• [Problem requirements]: Only lines holding the string "cuvintele" are wanted; copy each one from the material.

• [Listing]:
========================

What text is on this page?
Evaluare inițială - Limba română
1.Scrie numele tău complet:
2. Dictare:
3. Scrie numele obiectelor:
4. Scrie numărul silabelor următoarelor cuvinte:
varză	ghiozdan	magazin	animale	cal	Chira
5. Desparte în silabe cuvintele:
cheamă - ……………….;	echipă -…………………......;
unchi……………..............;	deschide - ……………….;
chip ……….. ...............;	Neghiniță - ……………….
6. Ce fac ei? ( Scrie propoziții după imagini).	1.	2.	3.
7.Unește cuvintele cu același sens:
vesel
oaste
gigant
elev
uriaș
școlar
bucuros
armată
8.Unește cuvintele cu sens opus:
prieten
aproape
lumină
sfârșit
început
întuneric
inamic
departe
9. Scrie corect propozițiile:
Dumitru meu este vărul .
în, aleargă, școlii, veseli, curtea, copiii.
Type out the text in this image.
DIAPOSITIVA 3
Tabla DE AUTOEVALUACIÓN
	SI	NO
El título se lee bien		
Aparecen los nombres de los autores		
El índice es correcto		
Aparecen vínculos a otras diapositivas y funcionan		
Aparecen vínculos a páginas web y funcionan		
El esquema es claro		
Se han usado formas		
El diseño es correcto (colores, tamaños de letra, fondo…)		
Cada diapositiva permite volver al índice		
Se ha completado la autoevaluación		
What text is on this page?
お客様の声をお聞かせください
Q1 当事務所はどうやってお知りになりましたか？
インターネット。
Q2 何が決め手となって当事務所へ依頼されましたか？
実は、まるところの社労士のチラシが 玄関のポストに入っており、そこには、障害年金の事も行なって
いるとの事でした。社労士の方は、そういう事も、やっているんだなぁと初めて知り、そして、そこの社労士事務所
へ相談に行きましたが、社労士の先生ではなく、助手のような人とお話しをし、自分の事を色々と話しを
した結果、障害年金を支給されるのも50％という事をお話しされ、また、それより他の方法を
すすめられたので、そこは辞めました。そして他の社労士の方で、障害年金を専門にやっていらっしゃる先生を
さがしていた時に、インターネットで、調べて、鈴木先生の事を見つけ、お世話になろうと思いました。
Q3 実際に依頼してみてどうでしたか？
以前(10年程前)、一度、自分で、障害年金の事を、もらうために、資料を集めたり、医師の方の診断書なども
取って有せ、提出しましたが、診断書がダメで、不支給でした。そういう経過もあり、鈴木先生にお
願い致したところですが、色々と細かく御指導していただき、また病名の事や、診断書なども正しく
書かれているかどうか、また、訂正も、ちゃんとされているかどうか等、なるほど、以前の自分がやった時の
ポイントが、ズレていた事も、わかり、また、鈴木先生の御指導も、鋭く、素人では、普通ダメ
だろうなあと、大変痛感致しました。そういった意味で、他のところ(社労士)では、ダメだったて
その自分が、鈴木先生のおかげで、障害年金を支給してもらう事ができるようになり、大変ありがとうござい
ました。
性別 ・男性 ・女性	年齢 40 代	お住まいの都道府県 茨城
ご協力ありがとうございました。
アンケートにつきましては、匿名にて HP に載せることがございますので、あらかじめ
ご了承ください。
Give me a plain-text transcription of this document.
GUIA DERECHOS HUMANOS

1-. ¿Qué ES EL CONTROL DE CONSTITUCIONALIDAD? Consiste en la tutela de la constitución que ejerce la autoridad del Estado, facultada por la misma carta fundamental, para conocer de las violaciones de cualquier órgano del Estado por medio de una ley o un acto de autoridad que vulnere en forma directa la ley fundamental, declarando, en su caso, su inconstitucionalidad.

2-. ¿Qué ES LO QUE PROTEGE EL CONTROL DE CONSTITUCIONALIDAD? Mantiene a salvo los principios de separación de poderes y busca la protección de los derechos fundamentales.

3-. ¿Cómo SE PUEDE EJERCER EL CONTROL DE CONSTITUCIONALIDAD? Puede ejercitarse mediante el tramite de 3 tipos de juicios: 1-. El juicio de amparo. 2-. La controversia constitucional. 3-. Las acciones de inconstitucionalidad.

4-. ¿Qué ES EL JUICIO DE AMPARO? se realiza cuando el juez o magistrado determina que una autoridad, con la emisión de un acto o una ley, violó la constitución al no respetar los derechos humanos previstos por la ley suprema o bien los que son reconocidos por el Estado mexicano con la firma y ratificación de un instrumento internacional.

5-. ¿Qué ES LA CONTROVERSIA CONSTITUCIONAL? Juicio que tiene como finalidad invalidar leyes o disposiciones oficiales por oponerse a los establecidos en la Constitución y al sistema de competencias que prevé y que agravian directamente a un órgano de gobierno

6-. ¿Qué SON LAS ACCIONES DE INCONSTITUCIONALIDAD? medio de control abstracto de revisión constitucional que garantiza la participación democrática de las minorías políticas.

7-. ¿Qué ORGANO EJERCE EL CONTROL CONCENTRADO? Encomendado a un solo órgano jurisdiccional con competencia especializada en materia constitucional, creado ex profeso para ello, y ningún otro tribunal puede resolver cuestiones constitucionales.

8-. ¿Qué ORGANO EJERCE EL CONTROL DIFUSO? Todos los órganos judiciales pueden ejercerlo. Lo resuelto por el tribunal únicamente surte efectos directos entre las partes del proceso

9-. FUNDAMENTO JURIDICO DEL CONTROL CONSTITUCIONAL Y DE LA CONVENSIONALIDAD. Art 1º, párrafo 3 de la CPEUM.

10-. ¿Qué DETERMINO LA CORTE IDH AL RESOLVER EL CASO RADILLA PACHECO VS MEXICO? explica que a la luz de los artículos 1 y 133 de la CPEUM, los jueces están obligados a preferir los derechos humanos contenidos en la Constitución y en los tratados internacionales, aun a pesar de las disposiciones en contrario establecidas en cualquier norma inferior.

========================

• [Task output]:
5. Desparte în silabe cuvintele:
7.Unește cuvintele cu același sens:
8.Unește cuvintele cu sens opus:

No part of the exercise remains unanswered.